# 📘 Final Project - Recommender Systems

### 📌 Submitted by:
#### 👤 1. Ebenezer Daniel  
#### 👤 2. Raja Prabhakaran  
#### 👤 3. Nitheesh Samiappan  

## 📚 **Dataset Details: Goodreads Book Datasets (10M)**
### 📌 Source:
🔗 **[Goodreads Book Datasets (10M) on Kaggle](https://www.kaggle.com/datasets/bahramjannesarr/goodreads-book-datasets-10m/data)**

### 📊 **Overview**
This dataset contains **book information and user ratings** from **Goodreads**, a popular online book review platform. It includes metadata on **millions of books**, user-generated reviews, and rating distributions.

### 📂 **Files Included**
- **Books Data**: Contains metadata such as title, author, publisher, publication year, and ratings.
- **User Ratings Data**: Includes detailed breakdowns of how users rated books (1-star to 5-star distributions).

### 🔍 **Dataset Attributes**
| Column Name         | Description |
|---------------------|------------|
| **Id**             | Unique book identifier |
| **Name**           | Title of the book |
| **Authors**        | Author(s) of the book |
| **ISBN**           | International Standard Book Number (if available) |
| **Publisher**      | Name of the publishing house |
| **PagesNumber**    | Number of pages in the book |
| **PublishYear**    | Year of publication |
| **PublishMonth**   | Month of publication |
| **PublishDay**     | Day of publication |
| **Language**       | Language of the book |
| **CountsOfReview** | Total number of user reviews |
| **Rating**         | Average user rating (1-5) |
| **RatingDist1**    | Number of 1-star ratings |
| **RatingDist2**    | Number of 2-star ratings |
| **RatingDist3**    | Number of 3-star ratings |
| **RatingDist4**    | Number of 4-star ratings |
| **RatingDist5**    | Number of 5-star ratings |
| **RatingDistTotal** | Total number of ratings |

### 📈 **Size of the Dataset**
- **Number of books:** ~10 million  
- **Number of user ratings:** ~25 million  

### 🛠 **Preprocessing Done**
- **Handling Missing Values:** Some books are missing ISBNs, publishers, or languages.

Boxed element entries
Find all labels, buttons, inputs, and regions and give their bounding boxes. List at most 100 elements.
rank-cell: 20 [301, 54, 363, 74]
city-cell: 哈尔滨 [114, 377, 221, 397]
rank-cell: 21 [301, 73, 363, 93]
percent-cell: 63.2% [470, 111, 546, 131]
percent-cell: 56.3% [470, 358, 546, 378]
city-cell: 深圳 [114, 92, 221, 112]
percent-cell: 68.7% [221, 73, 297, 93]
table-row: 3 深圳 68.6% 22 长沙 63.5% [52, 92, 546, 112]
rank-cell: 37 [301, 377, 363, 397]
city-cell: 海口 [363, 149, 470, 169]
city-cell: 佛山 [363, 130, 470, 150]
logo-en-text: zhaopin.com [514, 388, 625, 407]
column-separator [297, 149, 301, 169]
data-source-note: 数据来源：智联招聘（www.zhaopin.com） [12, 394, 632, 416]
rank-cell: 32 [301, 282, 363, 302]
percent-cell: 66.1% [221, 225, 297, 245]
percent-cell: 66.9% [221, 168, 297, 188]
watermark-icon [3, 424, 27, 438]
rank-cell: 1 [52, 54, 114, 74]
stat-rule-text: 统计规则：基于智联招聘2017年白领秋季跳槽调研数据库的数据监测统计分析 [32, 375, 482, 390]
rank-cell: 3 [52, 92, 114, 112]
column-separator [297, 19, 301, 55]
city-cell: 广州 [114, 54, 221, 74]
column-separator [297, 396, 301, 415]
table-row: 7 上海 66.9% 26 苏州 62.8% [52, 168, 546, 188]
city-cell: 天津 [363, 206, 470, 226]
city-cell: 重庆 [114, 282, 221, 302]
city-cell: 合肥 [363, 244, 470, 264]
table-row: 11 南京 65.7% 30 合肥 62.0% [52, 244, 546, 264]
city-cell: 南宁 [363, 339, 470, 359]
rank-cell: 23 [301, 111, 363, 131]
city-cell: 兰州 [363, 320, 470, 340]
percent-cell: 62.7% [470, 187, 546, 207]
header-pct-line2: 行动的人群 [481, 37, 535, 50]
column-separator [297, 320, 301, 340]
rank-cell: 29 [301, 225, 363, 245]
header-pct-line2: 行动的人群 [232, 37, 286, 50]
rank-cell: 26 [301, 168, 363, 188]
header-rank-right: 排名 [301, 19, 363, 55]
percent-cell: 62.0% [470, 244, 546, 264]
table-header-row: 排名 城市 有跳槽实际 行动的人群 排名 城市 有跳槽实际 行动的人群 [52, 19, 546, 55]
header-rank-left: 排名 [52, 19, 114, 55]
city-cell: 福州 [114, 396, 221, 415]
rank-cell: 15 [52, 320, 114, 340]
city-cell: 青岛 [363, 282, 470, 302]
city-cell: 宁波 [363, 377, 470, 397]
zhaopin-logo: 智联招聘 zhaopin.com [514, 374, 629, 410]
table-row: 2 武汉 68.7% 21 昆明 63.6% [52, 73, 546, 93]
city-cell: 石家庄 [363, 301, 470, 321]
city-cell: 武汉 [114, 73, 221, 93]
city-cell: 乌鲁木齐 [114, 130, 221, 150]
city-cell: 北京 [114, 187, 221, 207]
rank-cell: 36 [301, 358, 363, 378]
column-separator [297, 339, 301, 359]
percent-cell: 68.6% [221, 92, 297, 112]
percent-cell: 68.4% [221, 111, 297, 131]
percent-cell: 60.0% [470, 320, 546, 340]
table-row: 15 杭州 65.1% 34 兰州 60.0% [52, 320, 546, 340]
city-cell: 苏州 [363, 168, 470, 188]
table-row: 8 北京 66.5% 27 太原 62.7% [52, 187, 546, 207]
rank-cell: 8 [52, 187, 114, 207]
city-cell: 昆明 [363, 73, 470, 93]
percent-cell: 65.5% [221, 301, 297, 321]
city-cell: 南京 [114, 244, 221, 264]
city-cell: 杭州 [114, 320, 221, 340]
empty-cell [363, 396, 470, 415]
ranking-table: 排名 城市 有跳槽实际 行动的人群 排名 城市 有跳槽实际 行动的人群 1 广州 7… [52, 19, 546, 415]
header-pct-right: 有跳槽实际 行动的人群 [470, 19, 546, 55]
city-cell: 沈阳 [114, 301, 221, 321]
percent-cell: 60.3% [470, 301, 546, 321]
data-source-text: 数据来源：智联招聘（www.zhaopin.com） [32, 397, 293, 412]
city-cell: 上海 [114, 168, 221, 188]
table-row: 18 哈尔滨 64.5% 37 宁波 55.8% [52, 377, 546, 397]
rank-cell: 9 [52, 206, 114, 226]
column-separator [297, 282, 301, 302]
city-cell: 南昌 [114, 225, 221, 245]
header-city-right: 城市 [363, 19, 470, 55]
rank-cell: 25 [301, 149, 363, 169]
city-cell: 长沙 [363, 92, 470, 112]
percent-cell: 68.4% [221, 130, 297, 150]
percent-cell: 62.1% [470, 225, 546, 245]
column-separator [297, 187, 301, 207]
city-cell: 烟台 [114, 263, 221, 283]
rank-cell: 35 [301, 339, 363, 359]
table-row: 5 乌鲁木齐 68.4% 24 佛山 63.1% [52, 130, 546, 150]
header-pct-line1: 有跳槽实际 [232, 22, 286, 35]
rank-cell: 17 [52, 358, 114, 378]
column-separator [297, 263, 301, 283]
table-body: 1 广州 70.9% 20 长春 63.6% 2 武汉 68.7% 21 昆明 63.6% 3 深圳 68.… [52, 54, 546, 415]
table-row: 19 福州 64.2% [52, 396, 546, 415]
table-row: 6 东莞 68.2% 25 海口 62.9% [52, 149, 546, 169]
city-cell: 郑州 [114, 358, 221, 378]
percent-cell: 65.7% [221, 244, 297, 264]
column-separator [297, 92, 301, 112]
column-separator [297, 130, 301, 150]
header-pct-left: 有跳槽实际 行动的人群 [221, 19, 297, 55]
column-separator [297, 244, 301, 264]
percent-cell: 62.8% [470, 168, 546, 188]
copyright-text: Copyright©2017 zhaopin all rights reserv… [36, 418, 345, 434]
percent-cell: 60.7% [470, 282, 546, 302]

**What the task requires:** Using the Goodreads dataset project description, answer yes or no for each statement and quote the words from the text that settle it. 1. Some books in the dataset lack an ISBN. 2. The Rating column holds the total number of ratings for a book. 3. Goodreads is described as an online book review platform.

**Solved problem:**
1. Yes: "Some books are missing ISBNs, publishers, or languages."
2. No: "Average user rating (1-5)"
3. Yes: "a popular online book review platform"